#### Short problem
Write out the data below in full. Keep it exact.

[Extracted data start]

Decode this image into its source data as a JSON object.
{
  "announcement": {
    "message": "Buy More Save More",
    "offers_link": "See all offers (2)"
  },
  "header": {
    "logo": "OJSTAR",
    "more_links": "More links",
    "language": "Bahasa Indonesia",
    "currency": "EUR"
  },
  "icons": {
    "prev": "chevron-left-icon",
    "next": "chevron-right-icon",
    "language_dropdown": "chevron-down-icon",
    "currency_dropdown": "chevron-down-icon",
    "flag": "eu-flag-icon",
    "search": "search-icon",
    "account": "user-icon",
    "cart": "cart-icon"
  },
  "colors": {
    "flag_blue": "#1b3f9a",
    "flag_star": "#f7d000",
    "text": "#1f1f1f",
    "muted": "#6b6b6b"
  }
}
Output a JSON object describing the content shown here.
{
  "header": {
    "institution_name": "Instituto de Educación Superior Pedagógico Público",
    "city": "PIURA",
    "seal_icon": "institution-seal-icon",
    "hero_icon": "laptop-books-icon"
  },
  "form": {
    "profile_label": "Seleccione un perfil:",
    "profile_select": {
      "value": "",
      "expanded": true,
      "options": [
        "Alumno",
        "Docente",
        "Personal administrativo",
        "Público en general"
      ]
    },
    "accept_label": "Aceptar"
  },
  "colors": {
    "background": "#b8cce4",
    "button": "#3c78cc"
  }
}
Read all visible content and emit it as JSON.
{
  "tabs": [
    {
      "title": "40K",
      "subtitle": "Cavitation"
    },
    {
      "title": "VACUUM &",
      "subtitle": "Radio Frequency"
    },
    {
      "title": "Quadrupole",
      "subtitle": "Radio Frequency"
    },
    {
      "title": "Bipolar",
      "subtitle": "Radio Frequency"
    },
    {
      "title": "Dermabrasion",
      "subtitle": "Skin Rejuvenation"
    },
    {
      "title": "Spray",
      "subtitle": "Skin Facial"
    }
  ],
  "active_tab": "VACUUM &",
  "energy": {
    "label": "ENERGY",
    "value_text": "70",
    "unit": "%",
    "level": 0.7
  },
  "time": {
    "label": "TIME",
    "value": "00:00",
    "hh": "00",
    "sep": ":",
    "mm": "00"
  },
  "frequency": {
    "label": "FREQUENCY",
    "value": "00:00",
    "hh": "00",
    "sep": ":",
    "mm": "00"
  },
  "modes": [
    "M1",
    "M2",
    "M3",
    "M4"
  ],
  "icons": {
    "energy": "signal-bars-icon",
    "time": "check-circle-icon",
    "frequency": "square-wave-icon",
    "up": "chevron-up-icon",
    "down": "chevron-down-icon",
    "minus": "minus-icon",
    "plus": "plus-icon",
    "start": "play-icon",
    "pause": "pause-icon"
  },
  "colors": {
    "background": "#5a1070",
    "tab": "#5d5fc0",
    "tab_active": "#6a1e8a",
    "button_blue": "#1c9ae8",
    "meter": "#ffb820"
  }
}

[Extracted data end]

#### Written answer
Decode this image into its source data as a JSON object.
{
  "announcement": {
    "message": "Buy More Save More",
    "offers_link": "See all offers (2)"
  },
  "header": {
    "logo": "OJSTAR",
    "more_links": "More links",
    "language": "Bahasa Indonesia",
    "currency": "EUR"
  },
  "icons": {
    "prev": "chevron-left-icon",
    "next": "chevron-right-icon",
    "language_dropdown": "chevron-down-icon",
    "currency_dropdown": "chevron-down-icon",
    "flag": "eu-flag-icon",
    "search": "search-icon",
    "account": "user-icon",
    "cart": "cart-icon"
  },
  "colors": {
    "flag_blue": "#1b3f9a",
    "flag_star": "#f7d000",
    "text": "#1f1f1f",
    "muted": "#6b6b6b"
  }
}
Output a JSON object describing the content shown here.
{
  "header": {
    "institution_name": "Instituto de Educación Superior Pedagógico Público",
    "city": "PIURA",
    "seal_icon": "institution-seal-icon",
    "hero_icon": "laptop-books-icon"
  },
  "form": {
    "profile_label": "Seleccione un perfil:",
    "profile_select": {
      "value": "",
      "expanded": true,
      "options": [
        "Alumno",
        "Docente",
        "Personal administrativo",
        "Público en general"
      ]
    },
    "accept_label": "Aceptar"
  },
  "colors": {
    "background": "#b8cce4",
    "button": "#3c78cc"
  }
}
Read all visible content and emit it as JSON.
{
  "tabs": [
    {
      "title": "40K",
      "subtitle": "Cavitation"
    },
    {
      "title": "VACUUM &",
      "subtitle": "Radio Frequency"
    },
    {
      "title": "Quadrupole",
      "subtitle": "Radio Frequency"
    },
    {
      "title": "Bipolar",
      "subtitle": "Radio Frequency"
    },
    {
      "title": "Dermabrasion",
      "subtitle": "Skin Rejuvenation"
    },
    {
      "title": "Spray",
      "subtitle": "Skin Facial"
    }
  ],
  "active_tab": "VACUUM &",
  "energy": {
    "label": "ENERGY",
    "value_text": "70",
    "unit": "%",
    "level": 0.7
  },
  "time": {
    "label": "TIME",
    "value": "00:00",
    "hh": "00",
    "sep": ":",
    "mm": "00"
  },
  "frequency": {
    "label": "FREQUENCY",
    "value": "00:00",
    "hh": "00",
    "sep": ":",
    "mm": "00"
  },
  "modes": [
    "M1",
    "M2",
    "M3",
    "M4"
  ],
  "icons": {
    "energy": "signal-bars-icon",
    "time": "check-circle-icon",
    "frequency": "square-wave-icon",
    "up": "chevron-up-icon",
    "down": "chevron-down-icon",
    "minus": "minus-icon",
    "plus": "plus-icon",
    "start": "play-icon",
    "pause": "pause-icon"
  },
  "colors": {
    "background": "#5a1070",
    "tab": "#5d5fc0",
    "tab_active": "#6a1e8a",
    "button_blue": "#1c9ae8",
    "meter": "#ffb820"
  }
}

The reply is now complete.